INSTRUCTIONS FOR THE TASK – Can you print every item below, unchanged and line for line?

SUPPLIED RECORDS –
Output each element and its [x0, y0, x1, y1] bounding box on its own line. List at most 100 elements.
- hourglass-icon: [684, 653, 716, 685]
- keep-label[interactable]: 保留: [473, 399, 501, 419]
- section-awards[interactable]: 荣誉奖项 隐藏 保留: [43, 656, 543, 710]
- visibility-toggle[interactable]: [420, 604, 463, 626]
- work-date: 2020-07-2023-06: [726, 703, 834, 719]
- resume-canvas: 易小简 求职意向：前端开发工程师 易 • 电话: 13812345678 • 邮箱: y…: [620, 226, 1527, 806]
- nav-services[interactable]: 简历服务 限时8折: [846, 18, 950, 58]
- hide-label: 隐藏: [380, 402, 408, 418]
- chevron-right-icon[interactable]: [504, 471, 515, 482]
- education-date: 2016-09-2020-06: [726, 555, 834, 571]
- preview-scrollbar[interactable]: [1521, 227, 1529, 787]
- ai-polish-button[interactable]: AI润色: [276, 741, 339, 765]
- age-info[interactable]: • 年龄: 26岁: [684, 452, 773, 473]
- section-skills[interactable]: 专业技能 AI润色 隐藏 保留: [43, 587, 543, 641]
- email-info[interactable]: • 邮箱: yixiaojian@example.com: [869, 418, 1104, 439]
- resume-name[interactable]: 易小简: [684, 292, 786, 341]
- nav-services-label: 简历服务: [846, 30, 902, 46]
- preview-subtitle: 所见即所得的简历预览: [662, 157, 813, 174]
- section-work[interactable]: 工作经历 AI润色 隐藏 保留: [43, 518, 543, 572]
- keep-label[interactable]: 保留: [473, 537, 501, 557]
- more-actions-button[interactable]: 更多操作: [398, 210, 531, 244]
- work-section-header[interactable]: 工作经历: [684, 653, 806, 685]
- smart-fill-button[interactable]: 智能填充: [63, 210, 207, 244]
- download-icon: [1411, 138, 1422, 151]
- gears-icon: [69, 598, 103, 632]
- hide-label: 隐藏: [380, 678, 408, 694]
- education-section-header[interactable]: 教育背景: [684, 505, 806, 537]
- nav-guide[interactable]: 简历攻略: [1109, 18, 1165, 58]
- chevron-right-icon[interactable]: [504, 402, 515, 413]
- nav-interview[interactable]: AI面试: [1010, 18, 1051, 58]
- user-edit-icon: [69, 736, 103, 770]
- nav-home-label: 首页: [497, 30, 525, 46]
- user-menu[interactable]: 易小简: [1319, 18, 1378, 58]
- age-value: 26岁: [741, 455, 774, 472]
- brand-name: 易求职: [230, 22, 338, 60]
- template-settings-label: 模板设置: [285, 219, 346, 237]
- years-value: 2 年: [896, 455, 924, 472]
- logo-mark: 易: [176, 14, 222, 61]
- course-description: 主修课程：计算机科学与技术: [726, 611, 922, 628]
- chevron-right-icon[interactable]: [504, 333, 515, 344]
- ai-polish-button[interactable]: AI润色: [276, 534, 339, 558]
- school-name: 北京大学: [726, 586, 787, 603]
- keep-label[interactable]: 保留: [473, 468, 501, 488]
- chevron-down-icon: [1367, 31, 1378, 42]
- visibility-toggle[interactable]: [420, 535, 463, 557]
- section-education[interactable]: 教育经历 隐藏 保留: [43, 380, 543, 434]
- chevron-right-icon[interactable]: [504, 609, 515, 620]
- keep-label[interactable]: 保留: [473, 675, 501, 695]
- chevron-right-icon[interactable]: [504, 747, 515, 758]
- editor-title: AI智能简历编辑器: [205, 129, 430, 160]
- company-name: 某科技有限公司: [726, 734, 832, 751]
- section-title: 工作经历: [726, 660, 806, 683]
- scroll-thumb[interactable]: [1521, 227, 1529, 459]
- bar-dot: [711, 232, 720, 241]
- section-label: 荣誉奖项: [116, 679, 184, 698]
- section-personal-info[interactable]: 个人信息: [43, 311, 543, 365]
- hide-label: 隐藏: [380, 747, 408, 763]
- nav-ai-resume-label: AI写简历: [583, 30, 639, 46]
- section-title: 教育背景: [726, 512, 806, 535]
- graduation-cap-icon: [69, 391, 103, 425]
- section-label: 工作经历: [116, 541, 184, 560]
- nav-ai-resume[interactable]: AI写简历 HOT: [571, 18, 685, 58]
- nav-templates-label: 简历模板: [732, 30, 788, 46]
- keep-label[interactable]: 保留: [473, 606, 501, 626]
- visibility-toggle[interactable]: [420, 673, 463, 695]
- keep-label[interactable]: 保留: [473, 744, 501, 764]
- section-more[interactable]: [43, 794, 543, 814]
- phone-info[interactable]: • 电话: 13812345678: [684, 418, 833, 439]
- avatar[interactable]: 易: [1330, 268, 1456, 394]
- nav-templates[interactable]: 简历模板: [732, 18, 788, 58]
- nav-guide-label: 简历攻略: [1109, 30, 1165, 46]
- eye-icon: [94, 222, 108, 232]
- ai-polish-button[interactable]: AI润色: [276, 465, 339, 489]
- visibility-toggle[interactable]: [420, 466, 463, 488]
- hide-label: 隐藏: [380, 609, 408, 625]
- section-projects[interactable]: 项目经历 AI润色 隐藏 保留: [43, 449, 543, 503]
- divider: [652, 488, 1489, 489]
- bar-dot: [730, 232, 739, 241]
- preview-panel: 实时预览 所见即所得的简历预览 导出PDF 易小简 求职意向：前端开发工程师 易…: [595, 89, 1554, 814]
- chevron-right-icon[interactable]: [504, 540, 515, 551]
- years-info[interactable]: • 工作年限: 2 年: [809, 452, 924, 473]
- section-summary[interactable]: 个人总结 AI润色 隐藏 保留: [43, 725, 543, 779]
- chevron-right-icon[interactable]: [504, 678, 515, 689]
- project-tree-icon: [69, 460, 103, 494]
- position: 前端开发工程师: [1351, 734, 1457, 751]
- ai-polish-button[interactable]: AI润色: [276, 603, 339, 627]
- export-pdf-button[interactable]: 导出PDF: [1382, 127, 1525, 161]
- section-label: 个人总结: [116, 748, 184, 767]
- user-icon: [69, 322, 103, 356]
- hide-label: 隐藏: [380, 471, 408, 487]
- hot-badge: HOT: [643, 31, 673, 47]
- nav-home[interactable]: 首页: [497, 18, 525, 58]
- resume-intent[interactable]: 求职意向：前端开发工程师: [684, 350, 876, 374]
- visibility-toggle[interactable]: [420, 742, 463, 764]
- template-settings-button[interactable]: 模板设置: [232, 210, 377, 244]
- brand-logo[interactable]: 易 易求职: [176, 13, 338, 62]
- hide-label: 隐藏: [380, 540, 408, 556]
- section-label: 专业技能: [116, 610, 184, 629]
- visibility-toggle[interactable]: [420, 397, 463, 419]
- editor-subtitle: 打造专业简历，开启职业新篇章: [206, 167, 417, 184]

FINAL ANSWER –
Output each element and its [x0, y0, x1, y1] bounding box on its own line. List at most 100 elements.
- hourglass-icon: [684, 653, 716, 685]
- keep-label[interactable]: 保留: [473, 399, 501, 419]
- section-awards[interactable]: 荣誉奖项 隐藏 保留: [43, 656, 543, 710]
- visibility-toggle[interactable]: [420, 604, 463, 626]
- work-date: 2020-07-2023-06: [726, 703, 834, 719]
- resume-canvas: 易小简 求职意向：前端开发工程师 易 • 电话: 13812345678 • 邮箱: y…: [620, 226, 1527, 806]
- nav-services[interactable]: 简历服务 限时8折: [846, 18, 950, 58]
- hide-label: 隐藏: [380, 402, 408, 418]
- chevron-right-icon[interactable]: [504, 471, 515, 482]
- education-date: 2016-09-2020-06: [726, 555, 834, 571]
- preview-scrollbar[interactable]: [1521, 227, 1529, 787]
- ai-polish-button[interactable]: AI润色: [276, 741, 339, 765]
- age-info[interactable]: • 年龄: 26岁: [684, 452, 773, 473]
- section-skills[interactable]: 专业技能 AI润色 隐藏 保留: [43, 587, 543, 641]
- email-info[interactable]: • 邮箱: yixiaojian@example.com: [869, 418, 1104, 439]
- resume-name[interactable]: 易小简: [684, 292, 786, 341]
- nav-services-label: 简历服务: [846, 30, 902, 46]
- preview-subtitle: 所见即所得的简历预览: [662, 157, 813, 174]
- section-work[interactable]: 工作经历 AI润色 隐藏 保留: [43, 518, 543, 572]
- keep-label[interactable]: 保留: [473, 537, 501, 557]
- more-actions-button[interactable]: 更多操作: [398, 210, 531, 244]
- work-section-header[interactable]: 工作经历: [684, 653, 806, 685]
- smart-fill-button[interactable]: 智能填充: [63, 210, 207, 244]
- download-icon: [1411, 138, 1422, 151]
- gears-icon: [69, 598, 103, 632]
- hide-label: 隐藏: [380, 678, 408, 694]
- education-section-header[interactable]: 教育背景: [684, 505, 806, 537]
- nav-guide[interactable]: 简历攻略: [1109, 18, 1165, 58]
- chevron-right-icon[interactable]: [504, 402, 515, 413]
- nav-interview[interactable]: AI面试: [1010, 18, 1051, 58]
- user-edit-icon: [69, 736, 103, 770]
- nav-home-label: 首页: [497, 30, 525, 46]
- user-menu[interactable]: 易小简: [1319, 18, 1378, 58]
- age-value: 26岁: [741, 455, 774, 472]
- brand-name: 易求职: [230, 22, 338, 60]
- template-settings-label: 模板设置: [285, 219, 346, 237]
- years-value: 2 年: [896, 455, 924, 472]
- logo-mark: 易: [176, 14, 222, 61]
- course-description: 主修课程：计算机科学与技术: [726, 611, 922, 628]
- chevron-right-icon[interactable]: [504, 333, 515, 344]
- ai-polish-button[interactable]: AI润色: [276, 534, 339, 558]
- school-name: 北京大学: [726, 586, 787, 603]
- keep-label[interactable]: 保留: [473, 468, 501, 488]
- chevron-down-icon: [1367, 31, 1378, 42]
- visibility-toggle[interactable]: [420, 535, 463, 557]
- section-education[interactable]: 教育经历 隐藏 保留: [43, 380, 543, 434]
- chevron-right-icon[interactable]: [504, 609, 515, 620]
- keep-label[interactable]: 保留: [473, 675, 501, 695]
- chevron-right-icon[interactable]: [504, 747, 515, 758]
- editor-title: AI智能简历编辑器: [205, 129, 430, 160]
- company-name: 某科技有限公司: [726, 734, 832, 751]
- section-title: 工作经历: [726, 660, 806, 683]
- scroll-thumb[interactable]: [1521, 227, 1529, 459]
- bar-dot: [711, 232, 720, 241]
- section-label: 荣誉奖项: [116, 679, 184, 698]
- section-personal-info[interactable]: 个人信息: [43, 311, 543, 365]
- hide-label: 隐藏: [380, 747, 408, 763]
- nav-ai-resume-label: AI写简历: [583, 30, 639, 46]
- section-title: 教育背景: [726, 512, 806, 535]
- graduation-cap-icon: [69, 391, 103, 425]
- section-label: 工作经历: [116, 541, 184, 560]
- nav-ai-resume[interactable]: AI写简历 HOT: [571, 18, 685, 58]
- nav-templates-label: 简历模板: [732, 30, 788, 46]
- keep-label[interactable]: 保留: [473, 606, 501, 626]
- visibility-toggle[interactable]: [420, 673, 463, 695]
- keep-label[interactable]: 保留: [473, 744, 501, 764]
- section-more[interactable]: [43, 794, 543, 814]
- phone-info[interactable]: • 电话: 13812345678: [684, 418, 833, 439]
- avatar[interactable]: 易: [1330, 268, 1456, 394]
- nav-templates[interactable]: 简历模板: [732, 18, 788, 58]
- nav-guide-label: 简历攻略: [1109, 30, 1165, 46]
- eye-icon: [94, 222, 108, 232]
- ai-polish-button[interactable]: AI润色: [276, 465, 339, 489]
- visibility-toggle[interactable]: [420, 466, 463, 488]
- hide-label: 隐藏: [380, 609, 408, 625]
- section-projects[interactable]: 项目经历 AI润色 隐藏 保留: [43, 449, 543, 503]
- divider: [652, 488, 1489, 489]
- bar-dot: [730, 232, 739, 241]
- preview-panel: 实时预览 所见即所得的简历预览 导出PDF 易小简 求职意向：前端开发工程师 易…: [595, 89, 1554, 814]
- chevron-right-icon[interactable]: [504, 540, 515, 551]
- years-info[interactable]: • 工作年限: 2 年: [809, 452, 924, 473]
- section-summary[interactable]: 个人总结 AI润色 隐藏 保留: [43, 725, 543, 779]
- chevron-right-icon[interactable]: [504, 678, 515, 689]
- project-tree-icon: [69, 460, 103, 494]
- position: 前端开发工程师: [1351, 734, 1457, 751]
- ai-polish-button[interactable]: AI润色: [276, 603, 339, 627]
- export-pdf-button[interactable]: 导出PDF: [1382, 127, 1525, 161]
- section-label: 个人总结: [116, 748, 184, 767]
- user-icon: [69, 322, 103, 356]
- hide-label: 隐藏: [380, 471, 408, 487]
- hot-badge: HOT: [643, 31, 673, 47]
- nav-home[interactable]: 首页: [497, 18, 525, 58]
- resume-intent[interactable]: 求职意向：前端开发工程师: [684, 350, 876, 374]
- visibility-toggle[interactable]: [420, 742, 463, 764]
- template-settings-button[interactable]: 模板设置: [232, 210, 377, 244]
- brand-logo[interactable]: 易 易求职: [176, 13, 338, 62]
- hide-label: 隐藏: [380, 540, 408, 556]
- section-label: 专业技能: [116, 610, 184, 629]
- visibility-toggle[interactable]: [420, 397, 463, 419]
- editor-subtitle: 打造专业简历，开启职业新篇章: [206, 167, 417, 184]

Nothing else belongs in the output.